Exercise requirements:
Below is a block of records; repeat each one exactly.

Provided material:
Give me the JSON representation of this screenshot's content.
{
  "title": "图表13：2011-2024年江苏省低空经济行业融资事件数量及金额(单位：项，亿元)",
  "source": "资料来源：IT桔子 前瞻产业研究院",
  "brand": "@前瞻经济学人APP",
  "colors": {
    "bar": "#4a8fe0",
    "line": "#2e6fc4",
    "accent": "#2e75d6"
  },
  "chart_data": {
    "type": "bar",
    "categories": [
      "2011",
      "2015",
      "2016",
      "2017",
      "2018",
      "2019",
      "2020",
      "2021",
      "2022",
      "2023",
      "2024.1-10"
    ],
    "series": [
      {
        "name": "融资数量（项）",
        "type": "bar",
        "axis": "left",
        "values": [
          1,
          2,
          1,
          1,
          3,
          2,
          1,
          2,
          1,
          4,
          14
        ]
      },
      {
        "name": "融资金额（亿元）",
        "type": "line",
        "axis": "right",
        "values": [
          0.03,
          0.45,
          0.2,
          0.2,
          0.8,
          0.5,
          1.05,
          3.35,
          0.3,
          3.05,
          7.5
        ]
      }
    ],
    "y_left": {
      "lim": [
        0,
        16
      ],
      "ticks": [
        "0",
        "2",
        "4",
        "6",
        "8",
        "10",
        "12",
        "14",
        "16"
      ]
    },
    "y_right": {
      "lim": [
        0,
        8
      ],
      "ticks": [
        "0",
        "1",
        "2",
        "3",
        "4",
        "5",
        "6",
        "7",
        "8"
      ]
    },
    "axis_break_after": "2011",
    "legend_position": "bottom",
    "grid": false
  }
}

Exercise solution:
Give me the JSON representation of this screenshot's content.
{
  "title": "图表13：2011-2024年江苏省低空经济行业融资事件数量及金额(单位：项，亿元)",
  "source": "资料来源：IT桔子 前瞻产业研究院",
  "brand": "@前瞻经济学人APP",
  "colors": {
    "bar": "#4a8fe0",
    "line": "#2e6fc4",
    "accent": "#2e75d6"
  },
  "chart_data": {
    "type": "bar",
    "categories": [
      "2011",
      "2015",
      "2016",
      "2017",
      "2018",
      "2019",
      "2020",
      "2021",
      "2022",
      "2023",
      "2024.1-10"
    ],
    "series": [
      {
        "name": "融资数量（项）",
        "type": "bar",
        "axis": "left",
        "values": [
          1,
          2,
          1,
          1,
          3,
          2,
          1,
          2,
          1,
          4,
          14
        ]
      },
      {
        "name": "融资金额（亿元）",
        "type": "line",
        "axis": "right",
        "values": [
          0.03,
          0.45,
          0.2,
          0.2,
          0.8,
          0.5,
          1.05,
          3.35,
          0.3,
          3.05,
          7.5
        ]
      }
    ],
    "y_left": {
      "lim": [
        0,
        16
      ],
      "ticks": [
        "0",
        "2",
        "4",
        "6",
        "8",
        "10",
        "12",
        "14",
        "16"
      ]
    },
    "y_right": {
      "lim": [
        0,
        8
      ],
      "ticks": [
        "0",
        "1",
        "2",
        "3",
        "4",
        "5",
        "6",
        "7",
        "8"
      ]
    },
    "axis_break_after": "2011",
    "legend_position": "bottom",
    "grid": false
  }
}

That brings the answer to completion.